Task: Find each line in the following listing that has the string "nVEGF", then state the count and nothing else.

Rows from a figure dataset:
>>>
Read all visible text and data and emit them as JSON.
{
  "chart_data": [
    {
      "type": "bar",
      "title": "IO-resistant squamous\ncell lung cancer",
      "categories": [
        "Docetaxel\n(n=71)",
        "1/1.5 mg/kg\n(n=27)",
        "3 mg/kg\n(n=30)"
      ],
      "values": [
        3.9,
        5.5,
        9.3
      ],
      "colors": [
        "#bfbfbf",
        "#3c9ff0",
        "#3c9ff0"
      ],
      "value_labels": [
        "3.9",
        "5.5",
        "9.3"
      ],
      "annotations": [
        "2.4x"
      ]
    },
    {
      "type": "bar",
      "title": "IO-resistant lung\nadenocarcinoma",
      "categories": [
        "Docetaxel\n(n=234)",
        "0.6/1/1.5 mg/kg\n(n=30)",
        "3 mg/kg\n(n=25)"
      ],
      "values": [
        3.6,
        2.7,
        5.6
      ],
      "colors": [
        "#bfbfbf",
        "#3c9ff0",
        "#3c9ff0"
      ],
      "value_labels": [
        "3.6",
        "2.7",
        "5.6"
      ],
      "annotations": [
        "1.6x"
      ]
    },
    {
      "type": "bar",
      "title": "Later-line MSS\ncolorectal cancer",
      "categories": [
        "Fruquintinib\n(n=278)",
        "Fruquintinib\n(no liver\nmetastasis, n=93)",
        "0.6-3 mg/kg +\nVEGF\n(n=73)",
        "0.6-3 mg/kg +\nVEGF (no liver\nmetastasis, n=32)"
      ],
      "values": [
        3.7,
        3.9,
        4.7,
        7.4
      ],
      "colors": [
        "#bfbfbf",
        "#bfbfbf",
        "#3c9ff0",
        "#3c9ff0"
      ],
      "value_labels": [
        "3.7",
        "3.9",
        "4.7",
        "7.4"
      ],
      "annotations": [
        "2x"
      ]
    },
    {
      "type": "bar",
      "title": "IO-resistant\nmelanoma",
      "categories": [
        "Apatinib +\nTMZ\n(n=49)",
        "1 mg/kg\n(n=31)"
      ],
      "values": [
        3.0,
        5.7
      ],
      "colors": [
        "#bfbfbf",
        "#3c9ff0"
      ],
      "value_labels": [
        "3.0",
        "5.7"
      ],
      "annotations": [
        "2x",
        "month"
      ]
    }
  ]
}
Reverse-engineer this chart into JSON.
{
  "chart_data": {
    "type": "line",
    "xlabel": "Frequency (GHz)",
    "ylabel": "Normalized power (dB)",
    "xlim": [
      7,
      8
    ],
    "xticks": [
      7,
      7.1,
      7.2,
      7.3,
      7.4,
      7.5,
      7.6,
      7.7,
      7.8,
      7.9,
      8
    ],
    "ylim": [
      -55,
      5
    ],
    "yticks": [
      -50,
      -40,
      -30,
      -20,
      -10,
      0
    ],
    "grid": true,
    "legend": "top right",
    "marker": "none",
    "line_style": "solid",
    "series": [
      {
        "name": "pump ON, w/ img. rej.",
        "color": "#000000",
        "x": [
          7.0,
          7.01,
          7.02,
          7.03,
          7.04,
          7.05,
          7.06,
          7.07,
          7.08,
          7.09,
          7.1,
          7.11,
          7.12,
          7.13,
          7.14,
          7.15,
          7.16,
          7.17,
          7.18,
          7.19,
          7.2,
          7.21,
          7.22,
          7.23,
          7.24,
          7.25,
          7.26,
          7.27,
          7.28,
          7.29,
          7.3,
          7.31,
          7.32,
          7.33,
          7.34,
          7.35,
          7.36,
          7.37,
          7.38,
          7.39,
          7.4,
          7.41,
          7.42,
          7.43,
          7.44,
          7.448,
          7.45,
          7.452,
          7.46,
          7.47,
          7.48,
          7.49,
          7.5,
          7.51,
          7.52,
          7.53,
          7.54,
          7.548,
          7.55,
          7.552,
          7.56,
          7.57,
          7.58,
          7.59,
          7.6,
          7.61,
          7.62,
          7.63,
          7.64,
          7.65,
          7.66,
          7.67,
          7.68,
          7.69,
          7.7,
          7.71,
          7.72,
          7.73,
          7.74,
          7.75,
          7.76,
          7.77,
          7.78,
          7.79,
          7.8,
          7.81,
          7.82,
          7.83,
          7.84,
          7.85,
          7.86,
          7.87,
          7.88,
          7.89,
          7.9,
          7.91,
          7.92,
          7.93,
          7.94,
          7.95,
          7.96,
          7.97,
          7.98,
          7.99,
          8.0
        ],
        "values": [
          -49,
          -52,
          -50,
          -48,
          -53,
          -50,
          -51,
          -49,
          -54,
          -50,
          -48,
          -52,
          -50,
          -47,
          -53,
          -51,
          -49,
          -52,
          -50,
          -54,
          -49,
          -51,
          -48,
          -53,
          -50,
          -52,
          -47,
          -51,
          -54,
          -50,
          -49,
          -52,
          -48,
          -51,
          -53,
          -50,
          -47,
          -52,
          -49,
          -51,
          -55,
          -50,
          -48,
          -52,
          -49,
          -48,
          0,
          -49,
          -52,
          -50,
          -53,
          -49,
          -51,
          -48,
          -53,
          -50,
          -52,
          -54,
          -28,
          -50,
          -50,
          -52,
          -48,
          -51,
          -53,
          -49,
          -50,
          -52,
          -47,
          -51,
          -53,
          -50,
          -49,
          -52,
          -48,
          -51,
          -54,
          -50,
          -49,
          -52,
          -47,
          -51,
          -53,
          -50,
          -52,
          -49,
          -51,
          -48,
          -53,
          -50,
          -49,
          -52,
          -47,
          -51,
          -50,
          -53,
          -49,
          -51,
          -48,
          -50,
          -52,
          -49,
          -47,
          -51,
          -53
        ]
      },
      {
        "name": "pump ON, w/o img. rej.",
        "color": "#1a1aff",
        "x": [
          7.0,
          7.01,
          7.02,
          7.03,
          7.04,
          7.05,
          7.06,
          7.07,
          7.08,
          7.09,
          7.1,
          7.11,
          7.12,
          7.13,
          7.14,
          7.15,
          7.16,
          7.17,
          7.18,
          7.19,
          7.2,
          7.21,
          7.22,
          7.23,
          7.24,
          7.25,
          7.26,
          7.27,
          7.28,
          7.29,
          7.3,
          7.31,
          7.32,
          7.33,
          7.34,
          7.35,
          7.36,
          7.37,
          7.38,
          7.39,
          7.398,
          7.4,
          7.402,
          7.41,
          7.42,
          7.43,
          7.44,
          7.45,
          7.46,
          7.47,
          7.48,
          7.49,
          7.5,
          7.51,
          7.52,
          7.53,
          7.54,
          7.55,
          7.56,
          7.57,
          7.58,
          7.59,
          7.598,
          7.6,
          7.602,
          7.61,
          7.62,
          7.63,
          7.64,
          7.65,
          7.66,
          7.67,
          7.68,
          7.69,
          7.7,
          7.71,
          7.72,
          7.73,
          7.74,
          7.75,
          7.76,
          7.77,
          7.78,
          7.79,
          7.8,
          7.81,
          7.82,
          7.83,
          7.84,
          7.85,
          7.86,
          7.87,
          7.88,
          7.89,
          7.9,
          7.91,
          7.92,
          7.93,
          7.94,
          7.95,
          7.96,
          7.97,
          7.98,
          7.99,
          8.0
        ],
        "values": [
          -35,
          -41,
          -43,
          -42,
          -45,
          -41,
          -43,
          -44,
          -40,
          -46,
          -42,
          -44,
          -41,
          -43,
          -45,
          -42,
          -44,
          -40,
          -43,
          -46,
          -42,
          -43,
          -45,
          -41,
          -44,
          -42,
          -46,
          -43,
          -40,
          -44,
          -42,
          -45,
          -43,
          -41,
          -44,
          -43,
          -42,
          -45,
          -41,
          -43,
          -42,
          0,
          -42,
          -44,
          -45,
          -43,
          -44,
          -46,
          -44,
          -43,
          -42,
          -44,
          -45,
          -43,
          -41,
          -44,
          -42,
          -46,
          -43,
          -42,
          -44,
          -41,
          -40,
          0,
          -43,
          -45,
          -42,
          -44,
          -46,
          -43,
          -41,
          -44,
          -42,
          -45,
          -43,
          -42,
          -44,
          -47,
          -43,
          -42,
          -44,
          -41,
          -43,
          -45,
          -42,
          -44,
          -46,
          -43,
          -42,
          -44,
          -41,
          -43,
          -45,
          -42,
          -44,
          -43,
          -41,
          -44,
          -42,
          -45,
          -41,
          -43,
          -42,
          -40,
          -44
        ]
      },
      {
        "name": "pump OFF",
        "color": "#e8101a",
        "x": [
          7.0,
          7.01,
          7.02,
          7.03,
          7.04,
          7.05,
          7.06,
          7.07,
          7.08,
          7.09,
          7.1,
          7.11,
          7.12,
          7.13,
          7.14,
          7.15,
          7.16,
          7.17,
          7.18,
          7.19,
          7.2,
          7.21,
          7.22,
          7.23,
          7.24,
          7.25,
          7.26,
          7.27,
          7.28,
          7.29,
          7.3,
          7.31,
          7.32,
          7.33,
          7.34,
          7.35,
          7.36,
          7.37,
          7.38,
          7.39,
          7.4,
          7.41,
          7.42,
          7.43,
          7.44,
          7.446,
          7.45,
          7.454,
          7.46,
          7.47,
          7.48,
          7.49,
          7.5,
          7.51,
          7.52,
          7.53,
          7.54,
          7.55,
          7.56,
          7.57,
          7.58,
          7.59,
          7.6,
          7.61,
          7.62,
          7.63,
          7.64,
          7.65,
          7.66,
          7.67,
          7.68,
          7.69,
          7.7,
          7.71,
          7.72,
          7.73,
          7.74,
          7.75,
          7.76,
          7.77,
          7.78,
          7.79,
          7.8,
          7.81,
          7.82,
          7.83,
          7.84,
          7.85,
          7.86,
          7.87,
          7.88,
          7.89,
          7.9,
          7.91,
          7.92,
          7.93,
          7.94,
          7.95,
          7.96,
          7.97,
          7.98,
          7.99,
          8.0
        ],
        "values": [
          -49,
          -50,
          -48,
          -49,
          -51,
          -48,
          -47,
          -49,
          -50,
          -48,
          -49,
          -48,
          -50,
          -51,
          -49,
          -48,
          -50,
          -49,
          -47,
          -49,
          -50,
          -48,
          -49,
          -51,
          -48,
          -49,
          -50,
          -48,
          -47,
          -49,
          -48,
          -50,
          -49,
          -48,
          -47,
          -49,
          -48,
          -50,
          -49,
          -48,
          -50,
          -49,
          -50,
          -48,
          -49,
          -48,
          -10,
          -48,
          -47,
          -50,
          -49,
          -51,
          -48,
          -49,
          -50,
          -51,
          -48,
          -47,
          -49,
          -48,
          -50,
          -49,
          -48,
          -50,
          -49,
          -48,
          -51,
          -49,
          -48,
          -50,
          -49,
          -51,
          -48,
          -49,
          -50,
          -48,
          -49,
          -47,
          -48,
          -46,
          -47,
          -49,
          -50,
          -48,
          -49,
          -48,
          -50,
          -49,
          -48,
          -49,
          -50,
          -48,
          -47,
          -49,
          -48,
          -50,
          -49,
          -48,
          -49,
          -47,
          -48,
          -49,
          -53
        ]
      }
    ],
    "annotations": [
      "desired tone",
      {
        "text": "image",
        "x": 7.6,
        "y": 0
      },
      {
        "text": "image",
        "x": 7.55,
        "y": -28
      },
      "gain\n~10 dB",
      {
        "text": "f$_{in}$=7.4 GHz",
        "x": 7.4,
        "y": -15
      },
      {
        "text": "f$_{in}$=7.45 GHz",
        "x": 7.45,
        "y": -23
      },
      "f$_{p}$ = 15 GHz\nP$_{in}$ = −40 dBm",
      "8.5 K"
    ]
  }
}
<<<
Output: 2